▼

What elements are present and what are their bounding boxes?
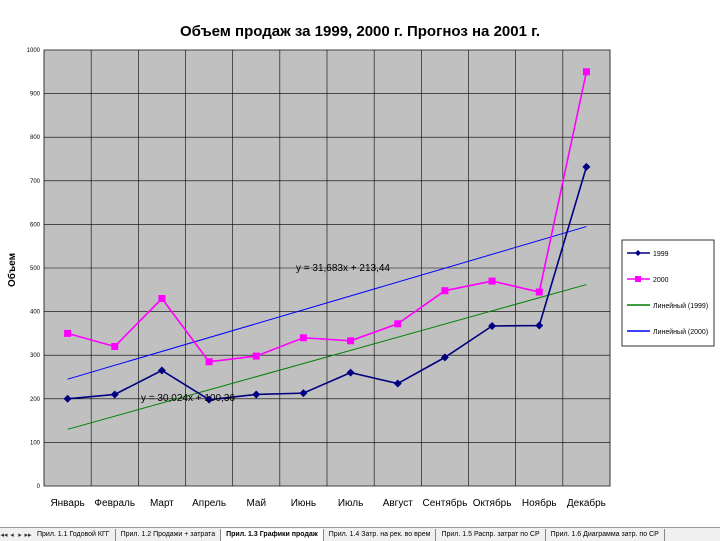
x-tick-label: Апрель: [192, 498, 226, 509]
data-point: [157, 366, 166, 375]
data-point: [110, 390, 119, 399]
data-point: [64, 329, 72, 337]
legend-label: Линейный (1999): [653, 302, 708, 310]
y-tick-label: 500: [30, 266, 41, 272]
sheet-nav-button[interactable]: ▸: [18, 531, 22, 539]
trend-equation: y = 31,683x + 213,44: [296, 263, 390, 274]
x-tick-label: Февраль: [94, 498, 135, 509]
data-point: [205, 358, 213, 366]
y-tick-label: 400: [30, 310, 41, 316]
legend-label: 2000: [653, 277, 669, 284]
data-point: [535, 321, 544, 330]
data-point: [111, 342, 119, 350]
y-tick-label: 600: [30, 222, 41, 228]
data-point: [394, 320, 402, 328]
trendline: [67, 226, 587, 380]
y-tick-label: 0: [37, 484, 41, 490]
x-tick-label: Сентябрь: [423, 497, 468, 509]
data-point: [63, 394, 72, 403]
y-tick-label: 100: [30, 440, 41, 446]
sheet-tab[interactable]: Прил. 1.2 Продажи + затрата: [116, 528, 222, 541]
data-point: [252, 352, 260, 360]
x-tick-label: Июль: [338, 498, 364, 509]
trend-equation: y = 30,024x + 100,36: [141, 393, 235, 404]
legend-marker: [635, 276, 641, 282]
data-point: [393, 379, 402, 388]
data-point: [158, 295, 166, 303]
legend-box: [621, 239, 715, 347]
sales-chart: Объем продаж за 1999, 2000 г. Прогноз на…: [6, 23, 715, 509]
sheet-tab-bar: ◂◂ ◂ ▸ ▸▸ Прил. 1.1 Годовой КГГ Прил. 1.2 Про…: [0, 527, 720, 541]
sheet-tab[interactable]: Прил. 1.3 Графики продаж: [221, 528, 324, 541]
x-tick-label: Ноябрь: [522, 497, 557, 509]
trendlines: [67, 226, 587, 430]
y-tick-label: 300: [30, 353, 41, 359]
sheet-tab[interactable]: Прил. 1.6 Диаграмма затр. по СР: [546, 528, 665, 541]
trendline: [67, 284, 587, 430]
data-point: [535, 288, 543, 296]
legend-label: 1999: [653, 251, 669, 258]
sheet-tab[interactable]: Прил. 1.4 Затр. на рек. во врем: [324, 528, 437, 541]
y-axis-label: Объем: [6, 253, 18, 287]
legend: 1999 2000 Линейный (1999) Линейный (2000): [621, 239, 715, 347]
x-tick-label: Январь: [50, 498, 84, 509]
data-point: [441, 287, 449, 295]
chart-title: Объем продаж за 1999, 2000 г. Прогноз на…: [180, 23, 540, 40]
x-tick-label: Март: [150, 498, 174, 509]
legend-marker: [635, 250, 641, 256]
data-point: [299, 334, 307, 342]
data-point: [347, 337, 355, 345]
gridlines: [43, 49, 611, 487]
sheet-nav-button[interactable]: ▸▸: [24, 531, 32, 539]
data-point: [488, 321, 497, 330]
y-tick-label: 800: [30, 135, 41, 141]
series-line: [67, 71, 588, 363]
data-point: [299, 389, 308, 398]
sheet-nav-button[interactable]: ◂◂: [0, 531, 8, 539]
x-tick-label: Июнь: [291, 498, 316, 509]
data-point: [440, 353, 449, 362]
sheet-nav-button[interactable]: ◂: [10, 531, 14, 539]
x-tick-label: Май: [246, 498, 266, 509]
data-point: [205, 395, 214, 404]
y-tick-label: 200: [30, 397, 41, 403]
equation-annotations: y = 31,683x + 213,44 y = 30,024x + 100,36: [141, 263, 390, 404]
data-point: [582, 162, 591, 171]
x-tick-label: Август: [383, 498, 414, 509]
data-series: [63, 68, 591, 404]
data-point: [488, 277, 496, 285]
sheet-tab[interactable]: Прил. 1.1 Годовой КГГ: [32, 528, 116, 541]
y-axis-ticks: 0 100 200 300 400 500 600 700 800 900 1000: [27, 48, 41, 490]
x-axis-ticks: Январь Февраль Март Апрель Май Июнь Июль Август…: [50, 497, 605, 509]
x-tick-label: Декабрь: [567, 497, 606, 509]
y-tick-label: 700: [30, 179, 41, 185]
y-tick-label: 900: [30, 92, 41, 98]
sheet-tab[interactable]: Прил. 1.5 Распр. затрат по СР: [436, 528, 546, 541]
data-point: [582, 68, 590, 76]
x-tick-label: Октябрь: [473, 497, 512, 509]
data-point: [252, 390, 261, 399]
legend-label: Линейный (2000): [653, 328, 708, 336]
data-point: [346, 368, 355, 377]
series-line: [67, 166, 588, 401]
y-tick-label: 1000: [27, 48, 41, 54]
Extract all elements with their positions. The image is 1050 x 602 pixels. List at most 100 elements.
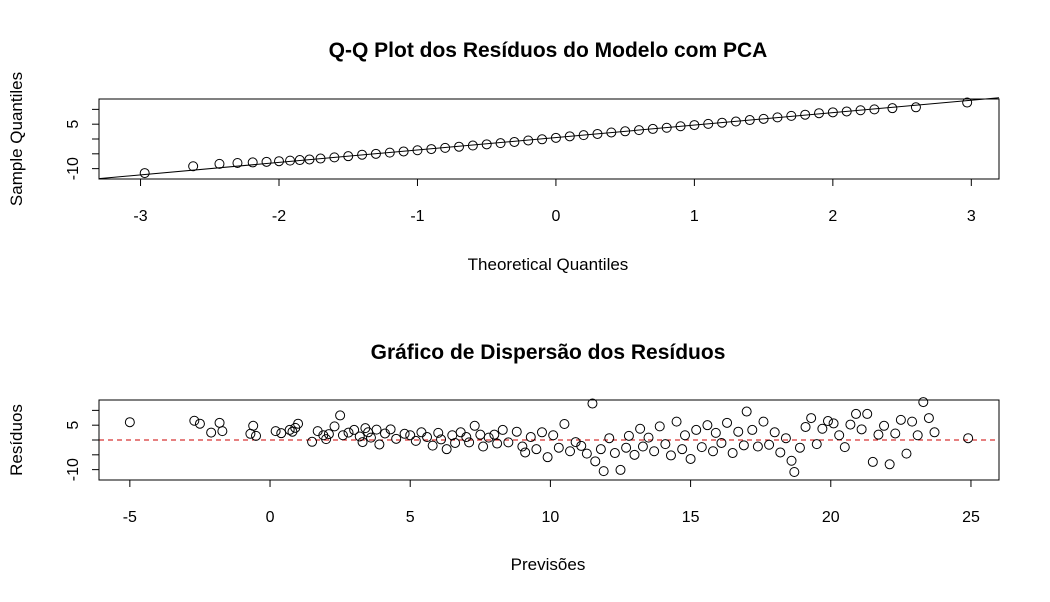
residual-point bbox=[780, 433, 791, 444]
qq-point bbox=[329, 152, 340, 163]
residual-point bbox=[752, 441, 763, 452]
qq-point bbox=[786, 110, 797, 121]
qq-point bbox=[261, 156, 272, 167]
residual-point bbox=[800, 421, 811, 432]
residual-point bbox=[433, 427, 444, 438]
residual-point bbox=[901, 448, 912, 459]
qq-x-tick-label: 2 bbox=[828, 208, 837, 225]
residual-point bbox=[691, 424, 702, 435]
qq-point bbox=[675, 121, 686, 132]
residual-point bbox=[722, 417, 733, 428]
residual-point bbox=[845, 419, 856, 430]
residual-point bbox=[450, 437, 461, 448]
residual-point bbox=[907, 416, 918, 427]
residual-point bbox=[817, 423, 828, 434]
qq-point bbox=[606, 127, 617, 138]
residual-point bbox=[124, 417, 135, 428]
qq-point bbox=[139, 168, 150, 179]
residual-point bbox=[794, 442, 805, 453]
residual-point bbox=[464, 437, 475, 448]
residual-point bbox=[217, 426, 228, 437]
residual-point bbox=[867, 456, 878, 467]
residual-point bbox=[677, 444, 688, 455]
residual-point bbox=[884, 459, 895, 470]
residual-point bbox=[665, 450, 676, 461]
residual-point bbox=[276, 428, 287, 439]
qq-x-axis: -3 -2 -1 0 1 2 3 bbox=[133, 178, 976, 225]
residual-point bbox=[391, 433, 402, 444]
residual-point bbox=[637, 441, 648, 452]
qq-point bbox=[274, 156, 284, 167]
qq-point bbox=[357, 149, 368, 160]
residual-point bbox=[758, 416, 769, 427]
residual-point bbox=[598, 466, 609, 477]
qq-point bbox=[703, 118, 714, 129]
residual-point bbox=[469, 420, 480, 431]
residual-point bbox=[354, 431, 365, 442]
residual-point bbox=[822, 416, 833, 427]
residual-point bbox=[455, 427, 466, 438]
qq-point bbox=[481, 139, 492, 150]
residual-point bbox=[422, 432, 433, 443]
qq-point bbox=[564, 131, 575, 142]
qq-point bbox=[717, 117, 728, 128]
residual-point bbox=[679, 430, 690, 441]
residual-point bbox=[775, 447, 786, 458]
qq-point bbox=[814, 108, 824, 119]
residual-point bbox=[475, 429, 486, 440]
residual-point bbox=[671, 416, 682, 427]
residual-point bbox=[335, 410, 346, 421]
residual-y-tick-label: 5 bbox=[65, 421, 82, 430]
residual-point bbox=[764, 439, 775, 450]
residual-point bbox=[595, 444, 606, 455]
qq-point bbox=[841, 106, 852, 117]
residual-x-tick-label: 25 bbox=[962, 509, 980, 526]
qq-x-tick-label: -3 bbox=[133, 208, 147, 225]
residual-point bbox=[635, 423, 646, 434]
residual-point bbox=[929, 427, 940, 438]
residual-point bbox=[405, 430, 416, 441]
qq-point bbox=[578, 130, 589, 141]
qq-y-axis-label: Sample Quantiles bbox=[7, 72, 26, 206]
qq-x-tick-label: -2 bbox=[272, 208, 286, 225]
qq-point bbox=[758, 113, 769, 124]
qq-point bbox=[509, 136, 520, 147]
qq-x-tick-label: 1 bbox=[690, 208, 699, 225]
residual-point bbox=[329, 421, 340, 432]
residual-point bbox=[621, 442, 632, 453]
residual-point bbox=[349, 424, 360, 435]
residual-scatter-panel: Gráfico de Dispersão dos Resíduos -5 0 5 10… bbox=[7, 341, 1000, 574]
qq-point bbox=[304, 154, 315, 165]
qq-point bbox=[800, 109, 811, 120]
qq-point bbox=[454, 141, 464, 152]
qq-point bbox=[592, 128, 603, 139]
residual-point bbox=[851, 408, 862, 419]
residual-point bbox=[702, 420, 713, 431]
residual-point bbox=[654, 421, 665, 432]
residual-point bbox=[410, 435, 421, 446]
residual-x-tick-label: 10 bbox=[542, 509, 560, 526]
residual-point bbox=[649, 446, 660, 457]
residual-x-axis: -5 0 5 10 15 20 25 bbox=[123, 479, 980, 526]
residual-point bbox=[912, 430, 923, 441]
qq-point bbox=[343, 151, 354, 162]
qq-point bbox=[730, 116, 741, 127]
qq-y-axis: -10 5 bbox=[65, 108, 100, 180]
residual-point bbox=[811, 439, 822, 450]
residual-point bbox=[609, 448, 620, 459]
residual-point bbox=[287, 426, 298, 437]
residual-x-tick-label: 15 bbox=[682, 509, 700, 526]
residual-point bbox=[427, 440, 438, 451]
qq-points bbox=[139, 97, 973, 179]
residual-y-axis: -10 5 bbox=[65, 409, 100, 481]
residual-point bbox=[660, 439, 671, 450]
residual-point bbox=[629, 449, 640, 460]
residual-point bbox=[733, 426, 744, 437]
qq-point bbox=[214, 158, 225, 169]
qq-y-tick-label: 5 bbox=[65, 120, 82, 129]
residual-point bbox=[511, 426, 522, 437]
residual-point bbox=[747, 424, 758, 435]
qq-point bbox=[232, 158, 243, 168]
qq-point bbox=[398, 146, 409, 157]
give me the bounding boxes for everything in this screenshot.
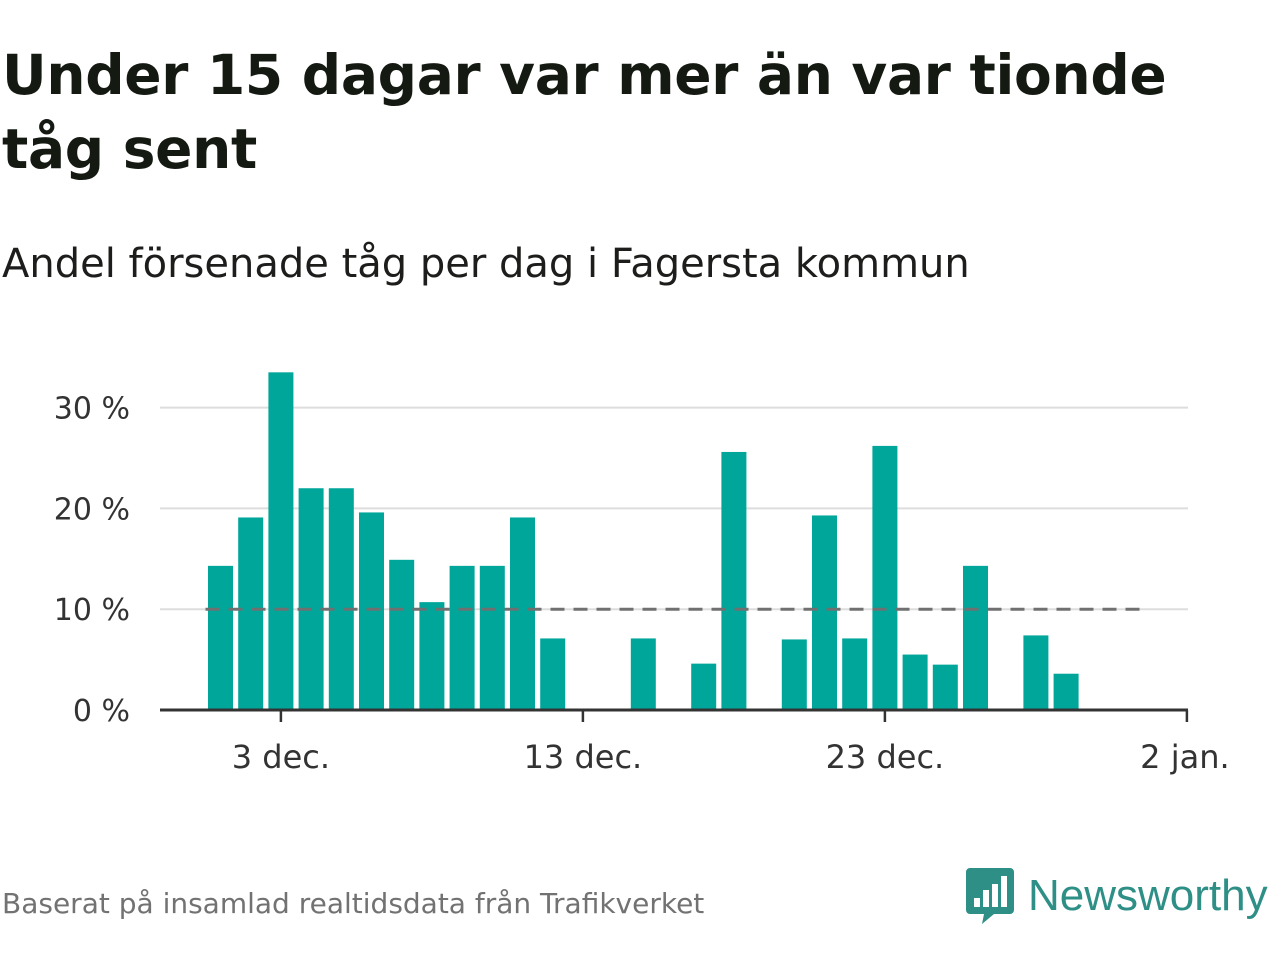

▲

| WORK TO BE COMPLETED |
Copy the stretch of the data from the line containing "residual-point bbox=[780, 433, 791, 444]" through the line containing "residual-point bbox=[901, 448, 912, 459]", swapping "qq-point" for "quantile-point" and leaving everything else unchanged.

| TASK RESULT |
residual-point bbox=[780, 433, 791, 444]
quantile-point bbox=[329, 152, 340, 163]
residual-point bbox=[752, 441, 763, 452]
quantile-point bbox=[786, 110, 797, 121]
quantile-point bbox=[261, 156, 272, 167]
residual-point bbox=[800, 421, 811, 432]
residual-point bbox=[433, 427, 444, 438]
residual-point bbox=[901, 448, 912, 459]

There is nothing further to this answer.